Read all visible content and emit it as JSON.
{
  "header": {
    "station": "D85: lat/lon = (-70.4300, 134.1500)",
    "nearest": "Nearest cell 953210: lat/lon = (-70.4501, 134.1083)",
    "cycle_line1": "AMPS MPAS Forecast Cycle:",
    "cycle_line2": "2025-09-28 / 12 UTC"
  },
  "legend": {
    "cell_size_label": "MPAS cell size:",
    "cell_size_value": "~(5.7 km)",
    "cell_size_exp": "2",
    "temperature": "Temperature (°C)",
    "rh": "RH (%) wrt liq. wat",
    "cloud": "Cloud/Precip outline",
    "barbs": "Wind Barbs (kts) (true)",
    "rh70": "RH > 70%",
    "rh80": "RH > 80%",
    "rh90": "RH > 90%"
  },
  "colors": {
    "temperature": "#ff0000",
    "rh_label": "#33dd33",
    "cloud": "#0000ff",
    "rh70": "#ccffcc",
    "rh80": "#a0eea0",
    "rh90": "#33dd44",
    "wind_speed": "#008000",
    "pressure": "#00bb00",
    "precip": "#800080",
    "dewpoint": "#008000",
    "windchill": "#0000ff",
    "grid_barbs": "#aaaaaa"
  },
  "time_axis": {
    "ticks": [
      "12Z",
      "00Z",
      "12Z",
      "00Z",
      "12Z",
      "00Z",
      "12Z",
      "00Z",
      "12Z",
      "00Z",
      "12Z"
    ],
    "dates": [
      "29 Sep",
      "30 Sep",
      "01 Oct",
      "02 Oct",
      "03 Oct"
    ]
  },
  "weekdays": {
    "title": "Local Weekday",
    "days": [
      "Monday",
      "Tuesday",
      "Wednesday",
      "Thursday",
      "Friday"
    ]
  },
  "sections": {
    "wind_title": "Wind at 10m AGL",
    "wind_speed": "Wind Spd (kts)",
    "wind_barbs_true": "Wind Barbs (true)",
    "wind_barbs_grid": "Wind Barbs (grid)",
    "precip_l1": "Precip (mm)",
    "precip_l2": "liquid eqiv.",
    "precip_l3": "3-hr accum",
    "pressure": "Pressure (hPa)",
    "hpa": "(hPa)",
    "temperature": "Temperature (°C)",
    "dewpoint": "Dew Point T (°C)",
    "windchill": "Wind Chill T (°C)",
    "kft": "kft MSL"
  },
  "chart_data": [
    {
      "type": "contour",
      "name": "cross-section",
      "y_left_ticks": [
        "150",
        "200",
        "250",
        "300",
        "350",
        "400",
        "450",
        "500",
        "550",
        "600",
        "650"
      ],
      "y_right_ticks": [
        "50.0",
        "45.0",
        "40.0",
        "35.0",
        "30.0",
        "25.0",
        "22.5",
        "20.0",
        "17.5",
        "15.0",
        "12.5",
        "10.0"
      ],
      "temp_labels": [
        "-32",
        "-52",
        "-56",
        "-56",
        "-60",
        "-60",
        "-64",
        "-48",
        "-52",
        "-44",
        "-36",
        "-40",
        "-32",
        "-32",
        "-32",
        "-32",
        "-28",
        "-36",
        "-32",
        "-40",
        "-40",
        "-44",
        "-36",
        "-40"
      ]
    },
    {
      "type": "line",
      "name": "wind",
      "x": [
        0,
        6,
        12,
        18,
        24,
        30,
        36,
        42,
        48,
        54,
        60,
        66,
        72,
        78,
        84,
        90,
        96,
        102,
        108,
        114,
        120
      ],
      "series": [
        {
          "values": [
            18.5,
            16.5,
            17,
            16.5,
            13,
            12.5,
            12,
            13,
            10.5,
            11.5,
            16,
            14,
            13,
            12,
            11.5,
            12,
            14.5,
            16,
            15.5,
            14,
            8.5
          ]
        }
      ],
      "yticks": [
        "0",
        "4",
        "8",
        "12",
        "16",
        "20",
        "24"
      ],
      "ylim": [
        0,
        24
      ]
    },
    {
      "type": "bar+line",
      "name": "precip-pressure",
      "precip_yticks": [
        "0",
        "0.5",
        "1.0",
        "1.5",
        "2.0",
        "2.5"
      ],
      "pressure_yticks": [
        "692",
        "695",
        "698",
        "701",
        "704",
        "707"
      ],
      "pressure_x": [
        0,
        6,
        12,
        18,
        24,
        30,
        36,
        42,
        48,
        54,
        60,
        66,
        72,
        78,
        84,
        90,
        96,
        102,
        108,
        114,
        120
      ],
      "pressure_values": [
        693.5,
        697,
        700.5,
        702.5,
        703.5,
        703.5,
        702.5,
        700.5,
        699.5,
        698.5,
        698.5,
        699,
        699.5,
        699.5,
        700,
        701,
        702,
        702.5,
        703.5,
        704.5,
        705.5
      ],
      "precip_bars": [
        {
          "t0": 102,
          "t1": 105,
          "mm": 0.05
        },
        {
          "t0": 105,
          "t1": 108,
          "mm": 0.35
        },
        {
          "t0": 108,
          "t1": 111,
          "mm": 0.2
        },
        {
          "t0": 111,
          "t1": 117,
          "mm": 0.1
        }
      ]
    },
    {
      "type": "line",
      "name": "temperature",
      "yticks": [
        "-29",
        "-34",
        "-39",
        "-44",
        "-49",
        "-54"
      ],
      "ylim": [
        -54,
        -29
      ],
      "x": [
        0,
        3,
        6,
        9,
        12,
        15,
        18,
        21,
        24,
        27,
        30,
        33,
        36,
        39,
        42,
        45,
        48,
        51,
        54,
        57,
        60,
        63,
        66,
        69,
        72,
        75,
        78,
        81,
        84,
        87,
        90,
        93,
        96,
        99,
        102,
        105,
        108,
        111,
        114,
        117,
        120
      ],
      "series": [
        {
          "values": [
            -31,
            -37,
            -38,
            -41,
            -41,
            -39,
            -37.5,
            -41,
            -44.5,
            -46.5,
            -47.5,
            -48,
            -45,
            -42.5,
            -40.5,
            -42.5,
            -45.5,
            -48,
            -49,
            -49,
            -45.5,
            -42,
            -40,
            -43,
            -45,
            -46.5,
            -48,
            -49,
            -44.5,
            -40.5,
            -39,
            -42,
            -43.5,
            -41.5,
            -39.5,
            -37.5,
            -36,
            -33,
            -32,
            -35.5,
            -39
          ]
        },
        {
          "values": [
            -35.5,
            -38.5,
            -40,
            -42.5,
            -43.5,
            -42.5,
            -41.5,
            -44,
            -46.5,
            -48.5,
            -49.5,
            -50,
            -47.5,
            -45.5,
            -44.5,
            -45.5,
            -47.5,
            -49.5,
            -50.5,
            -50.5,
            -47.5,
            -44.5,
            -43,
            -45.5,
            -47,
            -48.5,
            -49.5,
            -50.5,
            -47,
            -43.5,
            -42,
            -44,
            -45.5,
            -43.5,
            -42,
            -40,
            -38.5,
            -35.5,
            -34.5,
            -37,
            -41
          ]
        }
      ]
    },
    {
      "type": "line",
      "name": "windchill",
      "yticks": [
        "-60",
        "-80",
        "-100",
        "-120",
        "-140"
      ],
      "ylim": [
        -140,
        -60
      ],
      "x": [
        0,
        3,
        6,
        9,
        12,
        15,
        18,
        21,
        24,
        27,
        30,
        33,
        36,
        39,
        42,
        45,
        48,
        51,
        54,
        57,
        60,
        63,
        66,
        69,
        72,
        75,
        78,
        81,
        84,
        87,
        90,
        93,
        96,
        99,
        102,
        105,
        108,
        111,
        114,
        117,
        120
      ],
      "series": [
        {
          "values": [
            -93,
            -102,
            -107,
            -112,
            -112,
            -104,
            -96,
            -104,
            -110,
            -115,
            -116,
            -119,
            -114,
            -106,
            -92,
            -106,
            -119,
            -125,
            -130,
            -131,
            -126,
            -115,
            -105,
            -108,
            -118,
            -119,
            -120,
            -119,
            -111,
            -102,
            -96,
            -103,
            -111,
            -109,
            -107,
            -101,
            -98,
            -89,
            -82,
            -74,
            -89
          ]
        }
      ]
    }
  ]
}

______

◆ Request:
Look through the entries and work out how many lines have the word "temperature" in them; reply with that number only.

◆ Full response:
4